- Task statement:
Scan the listing below. Report each line that includes "this".

- Data to use:
•••

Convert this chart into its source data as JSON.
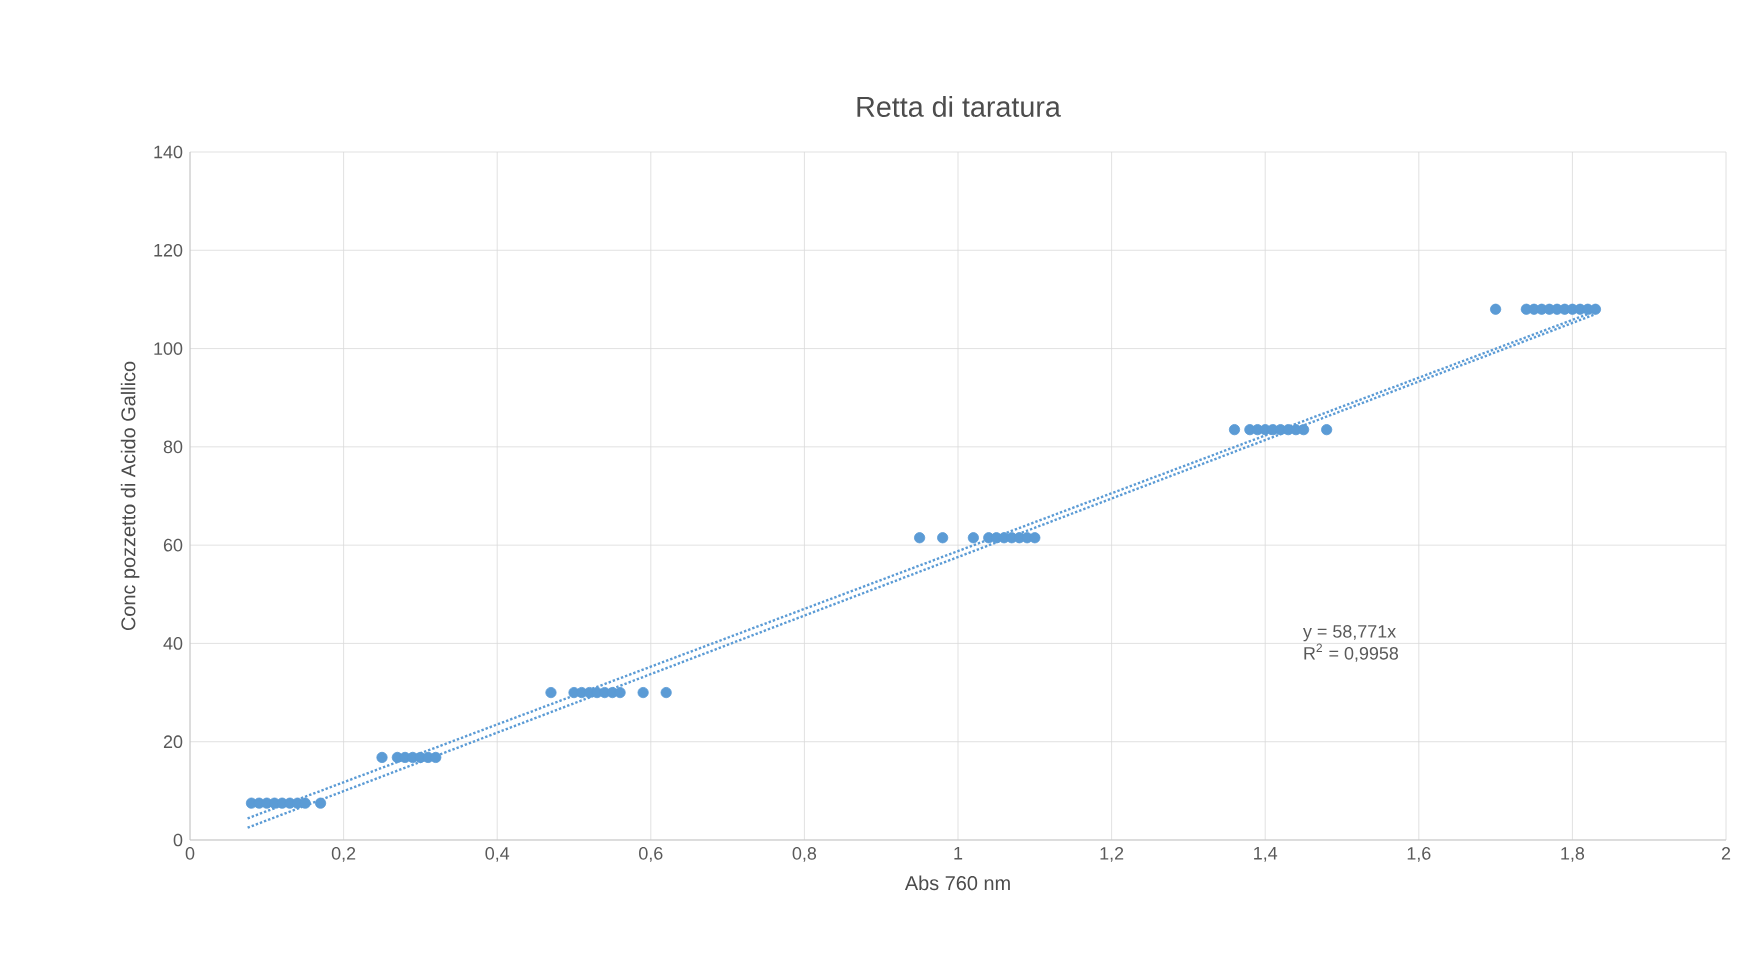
{
  "chart_data": {
    "type": "scatter",
    "title": "Retta di taratura",
    "xlabel": "Abs 760 nm",
    "ylabel": "Conc pozzetto di Acido Gallico",
    "xlim": [
      0,
      2
    ],
    "ylim": [
      0,
      140
    ],
    "xticks": [
      0,
      {
        "value": 0.2,
        "label": "0,2"
      },
      {
        "value": 0.4,
        "label": "0,4"
      },
      {
        "value": 0.6,
        "label": "0,6"
      },
      {
        "value": 0.8,
        "label": "0,8"
      },
      1,
      {
        "value": 1.2,
        "label": "1,2"
      },
      {
        "value": 1.4,
        "label": "1,4"
      },
      {
        "value": 1.6,
        "label": "1,6"
      },
      {
        "value": 1.8,
        "label": "1,8"
      },
      2
    ],
    "yticks": [
      0,
      20,
      40,
      60,
      80,
      100,
      120,
      140
    ],
    "grid": true,
    "annotations": [
      "y = 58,771x",
      "R$^{2}$ = 0,9958"
    ],
    "series": [
      {
        "color": "#5b9bd5",
        "x": [
          0.08,
          0.09,
          0.1,
          0.11,
          0.12,
          0.13,
          0.14,
          0.15,
          0.17,
          0.25,
          0.27,
          0.28,
          0.29,
          0.3,
          0.31,
          0.32,
          0.47,
          0.5,
          0.51,
          0.52,
          0.53,
          0.54,
          0.55,
          0.56,
          0.59,
          0.62,
          0.95,
          0.98,
          1.02,
          1.04,
          1.05,
          1.06,
          1.07,
          1.08,
          1.09,
          1.1,
          1.36,
          1.38,
          1.39,
          1.4,
          1.41,
          1.42,
          1.43,
          1.44,
          1.45,
          1.48,
          1.7,
          1.74,
          1.75,
          1.76,
          1.77,
          1.78,
          1.79,
          1.8,
          1.81,
          1.82,
          1.83
        ],
        "values": [
          7.5,
          7.5,
          7.5,
          7.5,
          7.5,
          7.5,
          7.5,
          7.5,
          7.5,
          16.8,
          16.8,
          16.8,
          16.8,
          16.8,
          16.8,
          16.8,
          30,
          30,
          30,
          30,
          30,
          30,
          30,
          30,
          30,
          30,
          61.5,
          61.5,
          61.5,
          61.5,
          61.5,
          61.5,
          61.5,
          61.5,
          61.5,
          61.5,
          83.5,
          83.5,
          83.5,
          83.5,
          83.5,
          83.5,
          83.5,
          83.5,
          83.5,
          83.5,
          108,
          108,
          108,
          108,
          108,
          108,
          108,
          108,
          108,
          108,
          108
        ]
      },
      {
        "type": "line",
        "marker": "none",
        "line_style": "dotted",
        "color": "#5b9bd5",
        "x": [
          0.075,
          1.83
        ],
        "values": [
          4.4,
          107.6
        ]
      },
      {
        "type": "line",
        "marker": "none",
        "line_style": "dotted",
        "color": "#5b9bd5",
        "x": [
          0.075,
          1.83
        ],
        "values": [
          2.5,
          107.0
        ]
      }
    ]
  }
}
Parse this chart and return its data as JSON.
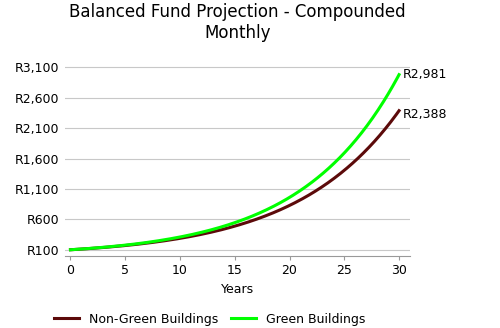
{
  "title": "Balanced Fund Projection - Compounded\nMonthly",
  "xlabel": "Years",
  "x_ticks": [
    0,
    5,
    10,
    15,
    20,
    25,
    30
  ],
  "ytick_labels": [
    "R100",
    "R600",
    "R1,100",
    "R1,600",
    "R2,100",
    "R2,600",
    "R3,100"
  ],
  "ytick_values": [
    100,
    600,
    1100,
    1600,
    2100,
    2600,
    3100
  ],
  "ylim": [
    0,
    3400
  ],
  "xlim": [
    -0.5,
    31
  ],
  "green_label": "Green Buildings",
  "dark_red_label": "Non-Green Buildings",
  "green_color": "#00FF00",
  "dark_red_color": "#5C0A0A",
  "green_final_value": 2981,
  "dark_red_final_value": 2388,
  "green_final_label": "R2,981",
  "dark_red_final_label": "R2,388",
  "initial_value": 100,
  "years": 30,
  "background_color": "#FFFFFF",
  "grid_color": "#C8C8C8",
  "title_fontsize": 12,
  "legend_fontsize": 9,
  "axis_label_fontsize": 9,
  "tick_fontsize": 9,
  "line_width": 2.2
}
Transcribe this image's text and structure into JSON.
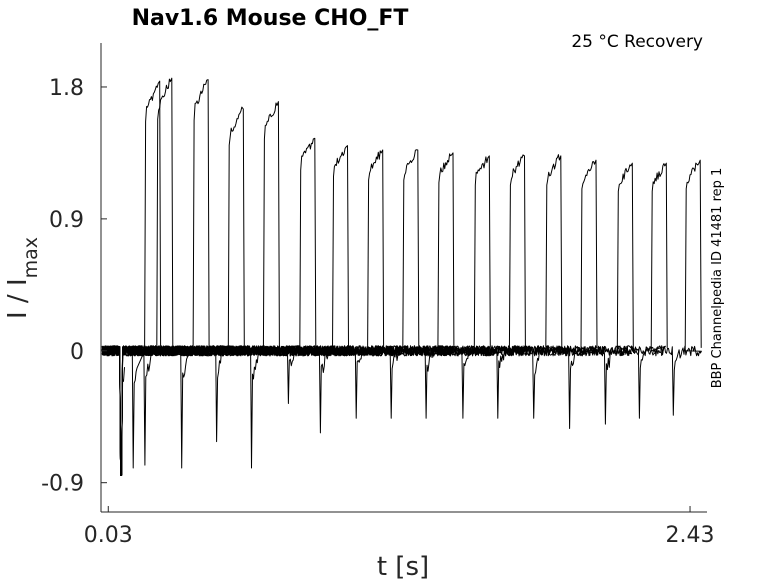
{
  "chart_data": {
    "type": "line",
    "title": "Nav1.6  Mouse  CHO_FT",
    "subtitle": "25 °C  Recovery",
    "side_note": "BBP Channelpedia ID 41481 rep 1",
    "xlabel": "t [s]",
    "ylabel_main": "I / I",
    "ylabel_sub": "max",
    "xlim": [
      0.0,
      2.5
    ],
    "ylim": [
      -1.1,
      2.1
    ],
    "xticks": [
      0.03,
      2.43
    ],
    "xtick_labels": [
      "0.03",
      "2.43"
    ],
    "yticks": [
      1.8,
      0.9,
      0,
      -0.9
    ],
    "ytick_labels": [
      "1.8",
      "0.9",
      "0",
      "-0.9"
    ],
    "grid": false,
    "line_color": "#000000",
    "pulse_pairs": [
      {
        "onset": 0.085,
        "trough": -0.85,
        "peak": 1.8
      },
      {
        "onset": 0.13,
        "trough": -0.8,
        "peak": 1.84
      },
      {
        "onset": 0.18,
        "trough": -0.78,
        "peak": 1.86
      },
      {
        "onset": 0.33,
        "trough": -0.8,
        "peak": 1.85
      },
      {
        "onset": 0.475,
        "trough": -0.62,
        "peak": 1.65
      },
      {
        "onset": 0.62,
        "trough": -0.8,
        "peak": 1.7
      },
      {
        "onset": 0.77,
        "trough": -0.36,
        "peak": 1.45
      },
      {
        "onset": 0.905,
        "trough": -0.56,
        "peak": 1.4
      },
      {
        "onset": 1.05,
        "trough": -0.46,
        "peak": 1.37
      },
      {
        "onset": 1.195,
        "trough": -0.46,
        "peak": 1.37
      },
      {
        "onset": 1.34,
        "trough": -0.46,
        "peak": 1.35
      },
      {
        "onset": 1.49,
        "trough": -0.46,
        "peak": 1.33
      },
      {
        "onset": 1.635,
        "trough": -0.46,
        "peak": 1.33
      },
      {
        "onset": 1.785,
        "trough": -0.46,
        "peak": 1.33
      },
      {
        "onset": 1.93,
        "trough": -0.53,
        "peak": 1.3
      },
      {
        "onset": 2.08,
        "trough": -0.5,
        "peak": 1.28
      },
      {
        "onset": 2.22,
        "trough": -0.46,
        "peak": 1.28
      },
      {
        "onset": 2.36,
        "trough": -0.44,
        "peak": 1.3
      }
    ]
  }
}
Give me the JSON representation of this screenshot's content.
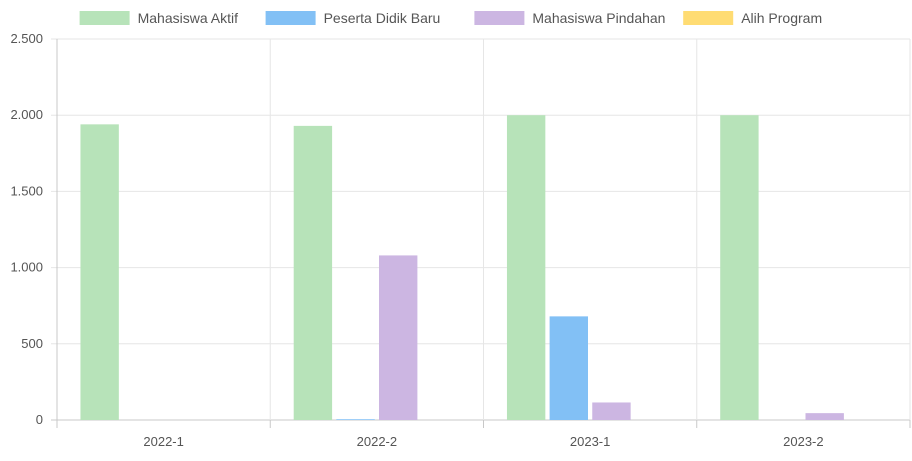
{
  "chart_data": {
    "type": "bar",
    "categories": [
      "2022-1",
      "2022-2",
      "2023-1",
      "2023-2"
    ],
    "series": [
      {
        "name": "Mahasiswa Aktif",
        "values": [
          1940,
          1930,
          2000,
          2000
        ],
        "color": "#b7e3b9"
      },
      {
        "name": "Peserta Didik Baru",
        "values": [
          0,
          5,
          680,
          0
        ],
        "color": "#82c0f5"
      },
      {
        "name": "Mahasiswa Pindahan",
        "values": [
          0,
          1080,
          115,
          45
        ],
        "color": "#ccb6e2"
      },
      {
        "name": "Alih Program",
        "values": [
          0,
          0,
          0,
          0
        ],
        "color": "#ffdc73"
      }
    ],
    "ylim": [
      0,
      2500
    ],
    "yticks": [
      0,
      500,
      1000,
      1500,
      2000,
      2500
    ],
    "ytick_labels": [
      "0",
      "500",
      "1.000",
      "1.500",
      "2.000",
      "2.500"
    ],
    "grid": true,
    "legend_position": "top"
  }
}
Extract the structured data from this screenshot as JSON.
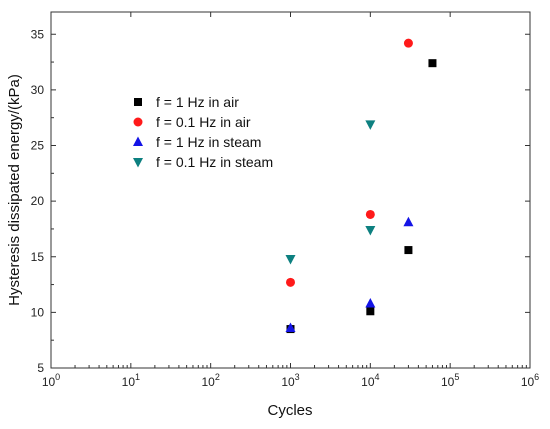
{
  "chart_data": {
    "type": "scatter",
    "title": "",
    "xlabel": "Cycles",
    "ylabel": "Hysteresis dissipated energy/(kPa)",
    "xscale": "log",
    "xlim": [
      1,
      1000000
    ],
    "ylim": [
      5,
      37
    ],
    "x_ticks": [
      {
        "value": 1,
        "base": "10",
        "exp": "0"
      },
      {
        "value": 10,
        "base": "10",
        "exp": "1"
      },
      {
        "value": 100,
        "base": "10",
        "exp": "2"
      },
      {
        "value": 1000,
        "base": "10",
        "exp": "3"
      },
      {
        "value": 10000,
        "base": "10",
        "exp": "4"
      },
      {
        "value": 100000,
        "base": "10",
        "exp": "5"
      },
      {
        "value": 1000000,
        "base": "10",
        "exp": "6"
      }
    ],
    "y_ticks": [
      5,
      10,
      15,
      20,
      25,
      30,
      35
    ],
    "grid": false,
    "legend_position": "top-right",
    "series": [
      {
        "name": "f = 1 Hz in air",
        "marker": "square",
        "color": "#000000",
        "x": [
          1000,
          10000,
          30000,
          60000
        ],
        "y": [
          8.5,
          10.1,
          15.6,
          32.4
        ]
      },
      {
        "name": "f = 0.1 Hz in air",
        "marker": "circle",
        "color": "#ff1a1a",
        "x": [
          1000,
          10000,
          30000
        ],
        "y": [
          12.7,
          18.8,
          34.2
        ]
      },
      {
        "name": "f = 1 Hz in steam",
        "marker": "triangle-up",
        "color": "#1414e6",
        "x": [
          1000,
          10000,
          30000
        ],
        "y": [
          8.6,
          10.8,
          18.1
        ]
      },
      {
        "name": "f = 0.1 Hz in steam",
        "marker": "triangle-down",
        "color": "#0d8080",
        "x": [
          1000,
          10000
        ],
        "y": [
          14.8,
          17.4
        ]
      }
    ],
    "extra_points": [
      {
        "series": 3,
        "x": 10000,
        "y": 26.9
      }
    ]
  }
}
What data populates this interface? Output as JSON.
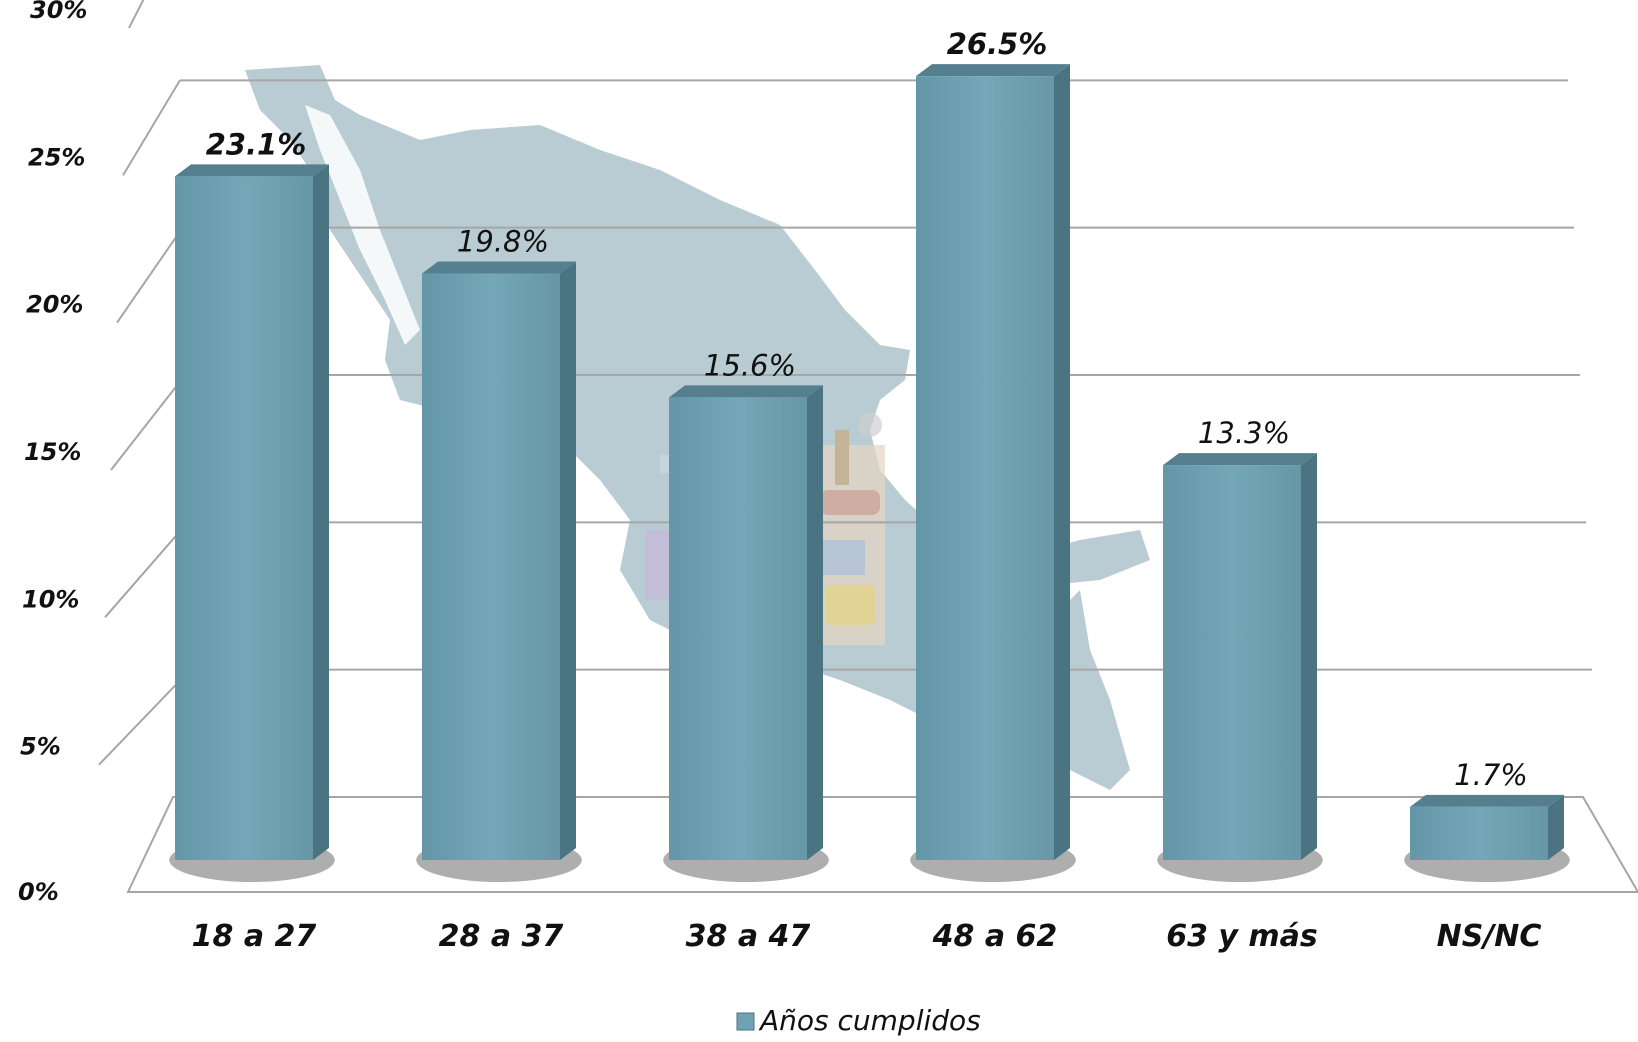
{
  "chart_data": {
    "type": "bar",
    "style": "3d-column",
    "categories": [
      "18 a 27",
      "28 a 37",
      "38 a 47",
      "48 a 62",
      "63 y más",
      "NS/NC"
    ],
    "series": [
      {
        "name": "Años cumplidos",
        "values": [
          23.1,
          19.8,
          15.6,
          26.5,
          13.3,
          1.7
        ],
        "data_labels": [
          "23.1%",
          "19.8%",
          "15.6%",
          "26.5%",
          "13.3%",
          "1.7%"
        ]
      }
    ],
    "y_ticks": [
      "0%",
      "5%",
      "10%",
      "15%",
      "20%",
      "25%",
      "30%"
    ],
    "ylim": [
      0,
      30
    ],
    "grid": true,
    "legend": {
      "position": "bottom",
      "label": "Años cumplidos"
    },
    "background_image": "map-of-mexico",
    "colors": {
      "bar_front": "#6fa2b2",
      "bar_side": "#4a7482",
      "bar_top": "#557f8f",
      "grid": "#a6a6a6",
      "map": "#b9ccd3"
    }
  }
}
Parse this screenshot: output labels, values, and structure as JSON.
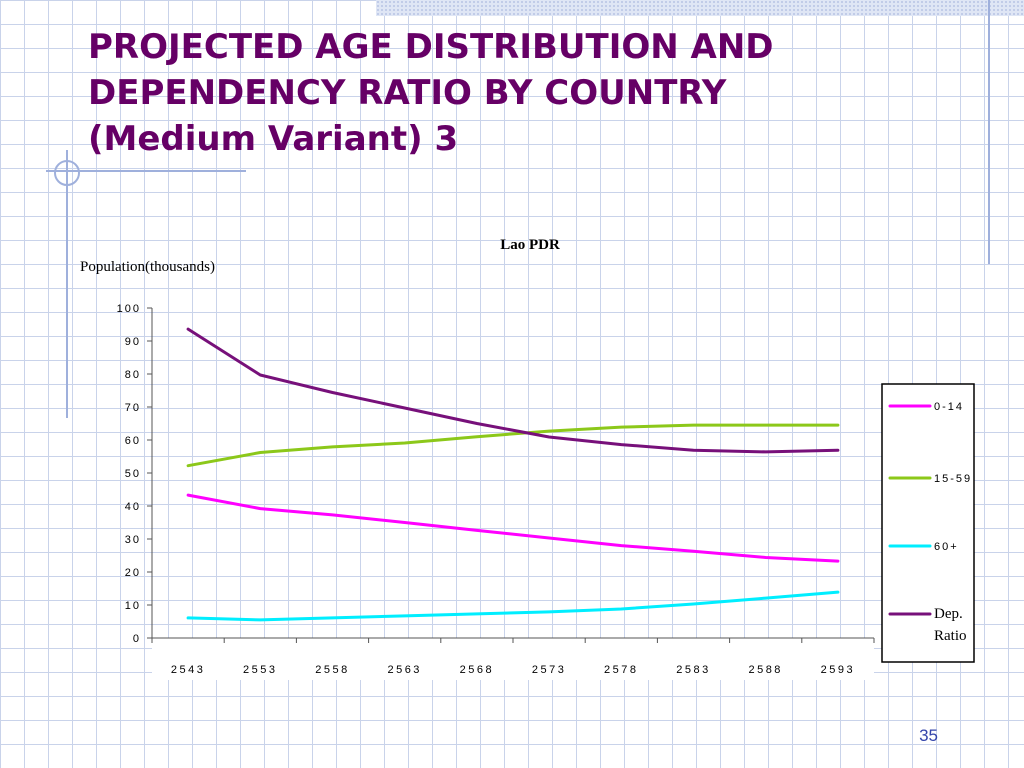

•••

- Exercise response:
Convert this chart into its source data as JSON.
Parse this chart and return its data as JSON.
Transcribe this image's text and structure into JSON.
Give me the JSON representation of this screenshot's content.
Extract the structured data from this screenshot as JSON.
What data populates this interface? Output as JSON.
Parse this screenshot: output labels, values, and structure as JSON.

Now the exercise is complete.